━━━ Task data ━━━

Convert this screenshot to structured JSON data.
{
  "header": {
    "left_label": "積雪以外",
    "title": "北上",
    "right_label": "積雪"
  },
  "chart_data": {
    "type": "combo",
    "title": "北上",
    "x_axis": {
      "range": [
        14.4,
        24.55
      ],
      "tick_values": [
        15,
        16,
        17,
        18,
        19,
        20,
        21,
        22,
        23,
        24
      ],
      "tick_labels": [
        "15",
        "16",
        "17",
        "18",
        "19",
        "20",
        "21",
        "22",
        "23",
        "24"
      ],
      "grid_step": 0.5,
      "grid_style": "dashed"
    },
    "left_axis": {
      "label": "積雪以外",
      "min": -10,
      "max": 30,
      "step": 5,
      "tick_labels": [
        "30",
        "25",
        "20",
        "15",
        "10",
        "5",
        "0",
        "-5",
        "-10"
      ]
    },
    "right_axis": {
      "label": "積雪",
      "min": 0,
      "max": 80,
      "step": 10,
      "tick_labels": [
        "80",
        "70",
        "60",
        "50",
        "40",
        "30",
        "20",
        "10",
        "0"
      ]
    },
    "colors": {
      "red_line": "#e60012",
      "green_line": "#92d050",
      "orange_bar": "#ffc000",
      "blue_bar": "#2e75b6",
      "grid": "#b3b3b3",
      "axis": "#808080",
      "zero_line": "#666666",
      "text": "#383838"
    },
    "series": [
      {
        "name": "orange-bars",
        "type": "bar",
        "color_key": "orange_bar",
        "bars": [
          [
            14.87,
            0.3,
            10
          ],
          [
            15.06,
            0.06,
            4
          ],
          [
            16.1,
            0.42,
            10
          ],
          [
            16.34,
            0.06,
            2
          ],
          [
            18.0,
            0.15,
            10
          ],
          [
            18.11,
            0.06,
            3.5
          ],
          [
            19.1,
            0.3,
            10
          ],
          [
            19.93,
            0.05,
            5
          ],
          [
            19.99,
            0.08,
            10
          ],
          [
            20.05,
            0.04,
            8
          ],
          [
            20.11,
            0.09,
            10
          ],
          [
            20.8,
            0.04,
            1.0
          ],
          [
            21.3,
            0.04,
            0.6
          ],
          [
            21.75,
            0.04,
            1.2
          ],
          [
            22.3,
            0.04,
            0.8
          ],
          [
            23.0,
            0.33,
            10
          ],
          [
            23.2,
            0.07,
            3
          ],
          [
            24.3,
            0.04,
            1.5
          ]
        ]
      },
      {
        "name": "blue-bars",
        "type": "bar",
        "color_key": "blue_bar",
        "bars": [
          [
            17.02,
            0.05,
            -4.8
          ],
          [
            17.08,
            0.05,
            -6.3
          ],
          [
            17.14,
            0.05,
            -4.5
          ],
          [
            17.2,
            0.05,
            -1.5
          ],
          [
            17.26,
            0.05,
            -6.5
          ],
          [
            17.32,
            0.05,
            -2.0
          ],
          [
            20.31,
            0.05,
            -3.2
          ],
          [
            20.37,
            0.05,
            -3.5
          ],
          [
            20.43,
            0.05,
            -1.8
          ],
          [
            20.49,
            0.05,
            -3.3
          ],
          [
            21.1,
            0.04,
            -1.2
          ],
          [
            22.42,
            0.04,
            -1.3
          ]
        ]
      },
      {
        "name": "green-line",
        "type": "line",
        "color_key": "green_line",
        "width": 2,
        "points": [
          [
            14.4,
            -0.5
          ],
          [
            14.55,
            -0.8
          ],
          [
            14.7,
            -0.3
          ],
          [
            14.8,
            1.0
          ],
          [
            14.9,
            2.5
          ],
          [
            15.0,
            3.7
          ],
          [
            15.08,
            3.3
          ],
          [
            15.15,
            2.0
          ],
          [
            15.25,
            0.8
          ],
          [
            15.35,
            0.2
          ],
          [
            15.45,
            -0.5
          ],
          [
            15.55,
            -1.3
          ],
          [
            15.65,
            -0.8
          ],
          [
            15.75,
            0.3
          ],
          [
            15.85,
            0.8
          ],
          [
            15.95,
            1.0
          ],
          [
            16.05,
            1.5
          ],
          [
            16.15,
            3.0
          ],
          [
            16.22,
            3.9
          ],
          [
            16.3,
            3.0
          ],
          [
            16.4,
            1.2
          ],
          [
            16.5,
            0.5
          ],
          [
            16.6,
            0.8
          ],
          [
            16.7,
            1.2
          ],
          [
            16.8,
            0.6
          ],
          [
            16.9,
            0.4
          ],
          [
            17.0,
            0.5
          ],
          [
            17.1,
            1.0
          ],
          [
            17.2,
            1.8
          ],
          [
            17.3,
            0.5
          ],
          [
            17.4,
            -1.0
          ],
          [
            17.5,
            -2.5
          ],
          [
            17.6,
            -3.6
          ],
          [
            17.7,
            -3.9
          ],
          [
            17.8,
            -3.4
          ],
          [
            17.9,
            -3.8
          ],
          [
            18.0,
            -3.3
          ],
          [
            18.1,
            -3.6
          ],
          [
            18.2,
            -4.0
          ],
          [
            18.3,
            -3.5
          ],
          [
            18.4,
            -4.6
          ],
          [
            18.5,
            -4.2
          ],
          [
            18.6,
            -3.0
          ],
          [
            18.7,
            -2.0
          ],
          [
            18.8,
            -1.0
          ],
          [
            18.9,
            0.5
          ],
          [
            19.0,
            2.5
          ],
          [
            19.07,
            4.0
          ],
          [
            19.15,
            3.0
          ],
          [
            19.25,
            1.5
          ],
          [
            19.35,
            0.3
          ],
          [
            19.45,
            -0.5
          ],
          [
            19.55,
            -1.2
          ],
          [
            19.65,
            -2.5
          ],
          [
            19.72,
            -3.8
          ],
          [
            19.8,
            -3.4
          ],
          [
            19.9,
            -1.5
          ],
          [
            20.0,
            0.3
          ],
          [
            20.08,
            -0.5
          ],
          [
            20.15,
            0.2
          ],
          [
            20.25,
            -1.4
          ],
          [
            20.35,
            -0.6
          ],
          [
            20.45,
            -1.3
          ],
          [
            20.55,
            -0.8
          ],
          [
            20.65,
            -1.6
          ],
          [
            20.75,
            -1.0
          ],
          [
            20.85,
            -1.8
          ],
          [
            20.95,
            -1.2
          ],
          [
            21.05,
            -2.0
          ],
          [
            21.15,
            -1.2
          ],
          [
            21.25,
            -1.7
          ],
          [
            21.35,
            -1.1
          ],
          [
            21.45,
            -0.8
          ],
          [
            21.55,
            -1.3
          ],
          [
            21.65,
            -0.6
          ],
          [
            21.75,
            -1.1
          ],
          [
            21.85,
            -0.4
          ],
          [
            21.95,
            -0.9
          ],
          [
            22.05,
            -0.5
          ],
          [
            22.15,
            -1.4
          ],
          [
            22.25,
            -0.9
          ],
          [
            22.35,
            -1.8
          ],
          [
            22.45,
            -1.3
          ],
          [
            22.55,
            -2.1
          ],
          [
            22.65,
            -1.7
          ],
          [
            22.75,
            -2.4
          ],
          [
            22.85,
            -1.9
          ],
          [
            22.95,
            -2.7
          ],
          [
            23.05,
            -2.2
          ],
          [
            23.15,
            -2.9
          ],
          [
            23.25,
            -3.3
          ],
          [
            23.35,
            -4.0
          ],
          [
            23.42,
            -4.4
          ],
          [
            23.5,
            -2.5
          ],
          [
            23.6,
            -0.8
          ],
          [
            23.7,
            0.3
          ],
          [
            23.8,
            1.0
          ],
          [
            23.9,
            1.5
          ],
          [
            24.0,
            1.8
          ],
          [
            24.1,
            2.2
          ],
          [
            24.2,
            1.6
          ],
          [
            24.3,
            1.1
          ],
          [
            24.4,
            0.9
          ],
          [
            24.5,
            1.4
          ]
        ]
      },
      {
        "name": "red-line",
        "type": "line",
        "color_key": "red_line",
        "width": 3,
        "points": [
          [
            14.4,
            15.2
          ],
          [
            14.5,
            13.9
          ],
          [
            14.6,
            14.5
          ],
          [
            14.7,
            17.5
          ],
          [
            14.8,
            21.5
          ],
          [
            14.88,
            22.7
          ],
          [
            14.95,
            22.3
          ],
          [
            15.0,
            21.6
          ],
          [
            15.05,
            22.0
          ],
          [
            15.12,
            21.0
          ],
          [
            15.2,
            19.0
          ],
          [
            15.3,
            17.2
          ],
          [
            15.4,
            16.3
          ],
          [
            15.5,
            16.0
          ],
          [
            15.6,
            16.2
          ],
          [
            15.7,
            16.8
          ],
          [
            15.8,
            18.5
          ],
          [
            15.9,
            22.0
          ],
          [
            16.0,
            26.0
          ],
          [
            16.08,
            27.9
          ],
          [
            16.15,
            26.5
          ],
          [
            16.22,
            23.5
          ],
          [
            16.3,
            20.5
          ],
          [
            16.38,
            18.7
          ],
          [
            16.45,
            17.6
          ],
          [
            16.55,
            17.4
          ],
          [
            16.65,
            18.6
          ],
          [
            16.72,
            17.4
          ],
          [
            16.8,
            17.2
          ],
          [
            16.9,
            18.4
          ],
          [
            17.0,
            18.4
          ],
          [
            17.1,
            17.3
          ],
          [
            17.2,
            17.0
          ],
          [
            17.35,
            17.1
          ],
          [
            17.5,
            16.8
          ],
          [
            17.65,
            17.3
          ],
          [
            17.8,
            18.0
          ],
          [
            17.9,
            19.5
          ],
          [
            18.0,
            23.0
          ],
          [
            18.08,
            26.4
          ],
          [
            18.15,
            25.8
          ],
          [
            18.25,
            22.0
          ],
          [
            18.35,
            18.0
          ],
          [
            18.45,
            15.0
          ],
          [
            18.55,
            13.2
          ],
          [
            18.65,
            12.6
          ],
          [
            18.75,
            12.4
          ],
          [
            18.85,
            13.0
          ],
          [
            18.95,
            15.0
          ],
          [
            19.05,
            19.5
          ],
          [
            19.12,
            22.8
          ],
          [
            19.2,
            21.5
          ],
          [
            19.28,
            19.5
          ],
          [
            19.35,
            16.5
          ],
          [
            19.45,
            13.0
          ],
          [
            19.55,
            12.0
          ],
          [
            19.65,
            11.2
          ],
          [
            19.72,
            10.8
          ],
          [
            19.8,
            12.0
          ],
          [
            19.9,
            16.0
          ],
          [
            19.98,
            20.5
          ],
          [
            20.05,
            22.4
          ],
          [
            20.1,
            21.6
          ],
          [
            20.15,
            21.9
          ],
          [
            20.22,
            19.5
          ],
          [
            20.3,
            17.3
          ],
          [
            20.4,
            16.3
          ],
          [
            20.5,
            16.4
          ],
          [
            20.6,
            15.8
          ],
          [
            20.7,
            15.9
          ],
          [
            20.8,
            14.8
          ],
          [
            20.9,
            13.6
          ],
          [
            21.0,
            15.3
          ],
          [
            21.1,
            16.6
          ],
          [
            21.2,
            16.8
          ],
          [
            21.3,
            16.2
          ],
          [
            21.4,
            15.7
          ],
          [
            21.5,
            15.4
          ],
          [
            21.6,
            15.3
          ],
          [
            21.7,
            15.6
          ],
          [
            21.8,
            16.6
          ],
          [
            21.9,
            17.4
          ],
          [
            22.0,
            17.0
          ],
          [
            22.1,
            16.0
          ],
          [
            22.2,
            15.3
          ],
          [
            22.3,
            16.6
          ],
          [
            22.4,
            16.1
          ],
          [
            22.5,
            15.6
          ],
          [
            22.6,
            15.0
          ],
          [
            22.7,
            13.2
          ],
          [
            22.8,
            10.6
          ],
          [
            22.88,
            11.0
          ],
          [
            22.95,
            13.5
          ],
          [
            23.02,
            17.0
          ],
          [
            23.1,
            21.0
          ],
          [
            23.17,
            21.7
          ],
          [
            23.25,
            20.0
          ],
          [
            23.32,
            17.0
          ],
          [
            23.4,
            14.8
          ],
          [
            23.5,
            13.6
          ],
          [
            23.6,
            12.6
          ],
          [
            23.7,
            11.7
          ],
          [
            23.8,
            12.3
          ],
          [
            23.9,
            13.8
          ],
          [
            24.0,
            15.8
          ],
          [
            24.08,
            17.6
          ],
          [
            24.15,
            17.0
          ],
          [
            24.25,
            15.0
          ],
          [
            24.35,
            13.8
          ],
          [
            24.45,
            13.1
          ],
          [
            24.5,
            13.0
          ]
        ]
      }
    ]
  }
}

━━━

Problem details.
Pick out each line above that includes "bars" and show it.

Solution for this task.
        "name": "orange-bars",
        "bars": [
        "name": "blue-bars",
        "bars": [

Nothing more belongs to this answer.